These findings indicate that the 3-level HKTS is reliable with a consistency comparable with the commonly used 5-level triage systems. Yet the relatively low sensitivity needed to be addressed. The accuracy of triage assessment depends on the triage nurse’s experience, information, and intuition in making the decision, and is inevitably a subjective process.38 Despite efforts, such as education, triage guidelines, triage algorithms, and audit to reduce the variability of triage assessment, there is little evidence that any of these strategies actually improves accuracy of triage.1 In a prospective study on real patients in an urban ED using CTAS, Grafstein et al demonstrated that a computerized triage menu that linked presenting complaints to preferred triage levels resulted in a high inter-rater reliability.39 In private EDs where computer systems are used in performing triage, computer-aid in decision making represents a new avenue for future research.40–42
Limitations
There were several limitations in this study. First, only a convenience sample was recruited, which might introduce sampling bias. We sought to minimize it by recruiting consecutive patients whenever the adjudicator and study nurses were available during the study period. We have no reason to believe that the patients who presented in their absence had significant different characteristics. Second, the adjudicator and the study nurses could only observe the triage interaction and they were not allowed to directly question the patients independently. This might affect the accuracy of their triage assessments. Nevertheless, observing a real triage process is much closer to reality than reading paper case scenarios or retrospective chart review, which lack the visual cues from live interaction. Third, there was no Category 1 case in our study. As in many other prospective studies, we had no control on intake of patients to our department. However, our findings were consistent with our pilot retrospective study, which purposely sampled around 10% of Category 1 cases. Forth, although the adjudicator was refrained from giving any verbal hints to the duty triage and study nurses, his presence of the adjudicator might lead to a Hawthorn effect during the triage process. Fifth. hospital admission in the private setting may be affected by non-clinical factors, such as insurance cover and bed availability. It might not be a good surrogate of the disease acuity. We sought to overcome this problem by looking into several other indicators. Finally, there was a single-centre study. The findings might not be generalizable to other EDs with different service volume and case-mix.
Despite these limitations, this study provides evidence to support the use of a simplified 3-level triage system in an ED with a relatively low patient volume. Future studies comparing its performance with the prevailing 5-level triage systems in live triage encounters with a multicentre design are warranted.

Document layout detection data:
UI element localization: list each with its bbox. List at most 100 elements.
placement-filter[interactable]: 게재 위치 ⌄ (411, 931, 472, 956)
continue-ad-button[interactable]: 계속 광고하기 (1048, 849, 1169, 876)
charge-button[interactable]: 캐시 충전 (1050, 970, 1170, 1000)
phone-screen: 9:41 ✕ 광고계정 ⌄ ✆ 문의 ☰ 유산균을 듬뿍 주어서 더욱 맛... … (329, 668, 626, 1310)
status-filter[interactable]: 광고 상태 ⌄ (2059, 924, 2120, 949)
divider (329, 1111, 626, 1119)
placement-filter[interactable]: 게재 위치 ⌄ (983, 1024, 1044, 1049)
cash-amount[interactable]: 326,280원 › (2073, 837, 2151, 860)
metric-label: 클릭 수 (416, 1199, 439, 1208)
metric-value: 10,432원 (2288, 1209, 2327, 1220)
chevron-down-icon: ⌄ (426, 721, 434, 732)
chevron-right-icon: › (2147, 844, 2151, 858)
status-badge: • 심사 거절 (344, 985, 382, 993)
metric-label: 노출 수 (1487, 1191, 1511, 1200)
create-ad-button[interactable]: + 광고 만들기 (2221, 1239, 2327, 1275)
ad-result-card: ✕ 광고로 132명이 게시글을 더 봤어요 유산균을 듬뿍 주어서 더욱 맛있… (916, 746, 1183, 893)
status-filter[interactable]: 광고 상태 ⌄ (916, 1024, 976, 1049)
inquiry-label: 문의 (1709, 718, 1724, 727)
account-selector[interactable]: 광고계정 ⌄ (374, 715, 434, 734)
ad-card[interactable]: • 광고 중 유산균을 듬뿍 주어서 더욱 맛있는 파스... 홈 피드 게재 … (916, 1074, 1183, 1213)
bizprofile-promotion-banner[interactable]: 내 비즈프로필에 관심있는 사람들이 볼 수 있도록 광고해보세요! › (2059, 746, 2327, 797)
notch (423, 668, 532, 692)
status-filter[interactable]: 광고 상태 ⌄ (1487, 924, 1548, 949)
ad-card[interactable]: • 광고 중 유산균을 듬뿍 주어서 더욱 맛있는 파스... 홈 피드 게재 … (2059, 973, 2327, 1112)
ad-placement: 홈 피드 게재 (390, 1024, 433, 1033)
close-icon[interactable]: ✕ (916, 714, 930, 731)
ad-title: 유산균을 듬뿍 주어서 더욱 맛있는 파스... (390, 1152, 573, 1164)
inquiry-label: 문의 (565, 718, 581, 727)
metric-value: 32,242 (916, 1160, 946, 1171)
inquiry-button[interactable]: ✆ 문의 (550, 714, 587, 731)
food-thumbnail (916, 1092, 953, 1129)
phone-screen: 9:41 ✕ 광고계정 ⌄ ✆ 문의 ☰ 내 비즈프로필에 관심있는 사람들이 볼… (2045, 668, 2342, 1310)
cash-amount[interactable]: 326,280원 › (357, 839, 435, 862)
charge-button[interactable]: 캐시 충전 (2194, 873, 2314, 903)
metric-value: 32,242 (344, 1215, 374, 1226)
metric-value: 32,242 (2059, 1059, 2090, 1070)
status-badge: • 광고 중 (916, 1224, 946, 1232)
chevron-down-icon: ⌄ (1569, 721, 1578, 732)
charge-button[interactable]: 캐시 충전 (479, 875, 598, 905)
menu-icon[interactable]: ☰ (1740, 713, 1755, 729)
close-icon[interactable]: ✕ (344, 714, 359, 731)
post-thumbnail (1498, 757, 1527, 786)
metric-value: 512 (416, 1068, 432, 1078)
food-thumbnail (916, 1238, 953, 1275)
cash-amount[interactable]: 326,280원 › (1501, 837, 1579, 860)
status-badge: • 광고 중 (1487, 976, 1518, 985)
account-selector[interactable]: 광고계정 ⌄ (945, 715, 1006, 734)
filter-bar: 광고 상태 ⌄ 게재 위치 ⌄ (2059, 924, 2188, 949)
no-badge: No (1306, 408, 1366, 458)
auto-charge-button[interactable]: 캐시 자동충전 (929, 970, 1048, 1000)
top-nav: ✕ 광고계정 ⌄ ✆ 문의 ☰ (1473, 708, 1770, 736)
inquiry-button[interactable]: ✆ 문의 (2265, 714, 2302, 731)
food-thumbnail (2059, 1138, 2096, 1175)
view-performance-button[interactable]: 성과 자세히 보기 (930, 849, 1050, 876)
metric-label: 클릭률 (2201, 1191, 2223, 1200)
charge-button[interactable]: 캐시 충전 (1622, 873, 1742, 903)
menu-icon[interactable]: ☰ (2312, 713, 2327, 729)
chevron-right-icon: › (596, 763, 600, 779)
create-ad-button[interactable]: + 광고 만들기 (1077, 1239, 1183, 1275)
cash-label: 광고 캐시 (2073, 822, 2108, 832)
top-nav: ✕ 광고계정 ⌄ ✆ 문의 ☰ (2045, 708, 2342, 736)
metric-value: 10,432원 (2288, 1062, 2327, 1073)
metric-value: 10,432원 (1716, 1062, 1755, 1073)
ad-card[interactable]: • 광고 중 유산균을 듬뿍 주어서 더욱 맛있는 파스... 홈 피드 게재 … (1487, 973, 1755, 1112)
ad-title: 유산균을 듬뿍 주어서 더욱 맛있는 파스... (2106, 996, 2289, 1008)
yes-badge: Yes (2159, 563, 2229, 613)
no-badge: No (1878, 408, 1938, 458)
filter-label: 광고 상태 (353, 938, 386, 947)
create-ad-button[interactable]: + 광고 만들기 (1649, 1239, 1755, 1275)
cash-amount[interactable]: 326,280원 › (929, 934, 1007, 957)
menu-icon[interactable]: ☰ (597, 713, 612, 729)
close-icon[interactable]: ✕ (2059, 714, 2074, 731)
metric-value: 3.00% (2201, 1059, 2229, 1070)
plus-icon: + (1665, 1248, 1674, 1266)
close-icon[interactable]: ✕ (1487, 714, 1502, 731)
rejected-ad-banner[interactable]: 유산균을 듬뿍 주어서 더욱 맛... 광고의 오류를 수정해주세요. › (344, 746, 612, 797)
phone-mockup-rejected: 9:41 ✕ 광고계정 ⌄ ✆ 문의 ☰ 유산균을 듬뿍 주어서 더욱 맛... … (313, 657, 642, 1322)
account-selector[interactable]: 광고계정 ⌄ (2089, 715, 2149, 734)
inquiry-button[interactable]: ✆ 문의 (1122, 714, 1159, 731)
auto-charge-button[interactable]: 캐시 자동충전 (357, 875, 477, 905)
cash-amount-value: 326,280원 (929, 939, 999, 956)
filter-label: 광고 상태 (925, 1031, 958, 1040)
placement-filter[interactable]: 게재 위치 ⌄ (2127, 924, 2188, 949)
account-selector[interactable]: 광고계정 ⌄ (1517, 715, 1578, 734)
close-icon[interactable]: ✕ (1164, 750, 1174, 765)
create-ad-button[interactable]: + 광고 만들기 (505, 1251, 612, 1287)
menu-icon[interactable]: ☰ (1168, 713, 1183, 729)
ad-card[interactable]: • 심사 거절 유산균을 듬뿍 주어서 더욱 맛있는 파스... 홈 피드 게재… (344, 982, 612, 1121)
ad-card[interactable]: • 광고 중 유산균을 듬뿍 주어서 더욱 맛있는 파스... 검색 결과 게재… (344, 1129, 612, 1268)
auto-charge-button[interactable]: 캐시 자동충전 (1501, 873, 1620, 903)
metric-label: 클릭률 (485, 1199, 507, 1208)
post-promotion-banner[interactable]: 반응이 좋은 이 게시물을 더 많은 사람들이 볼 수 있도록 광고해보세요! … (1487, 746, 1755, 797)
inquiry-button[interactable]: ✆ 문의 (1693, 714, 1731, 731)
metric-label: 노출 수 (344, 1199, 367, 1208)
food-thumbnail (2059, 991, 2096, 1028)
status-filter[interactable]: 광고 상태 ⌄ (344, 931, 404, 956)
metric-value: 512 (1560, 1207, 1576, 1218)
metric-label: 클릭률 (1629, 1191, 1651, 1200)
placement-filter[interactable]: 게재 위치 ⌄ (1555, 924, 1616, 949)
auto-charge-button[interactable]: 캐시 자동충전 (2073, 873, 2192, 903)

> Prompt A: In the triage study excerpt, what non-clinical factors can affect hospital admission in the private setting?
> Prompt B: Reproduce the part of the triage study excerpt that begins at the words "Despite these limitations, this" and stops after "design are warranted.".

> Answer area A: Insurance cover and bed availability.

> Answer area B:
Despite these limitations, this study provides evidence to support the use of a simplified 3-level triage system in an ED with a relatively low patient volume. Future studies comparing its performance with the prevailing 5-level triage systems in live triage encounters with a multicentre design are warranted.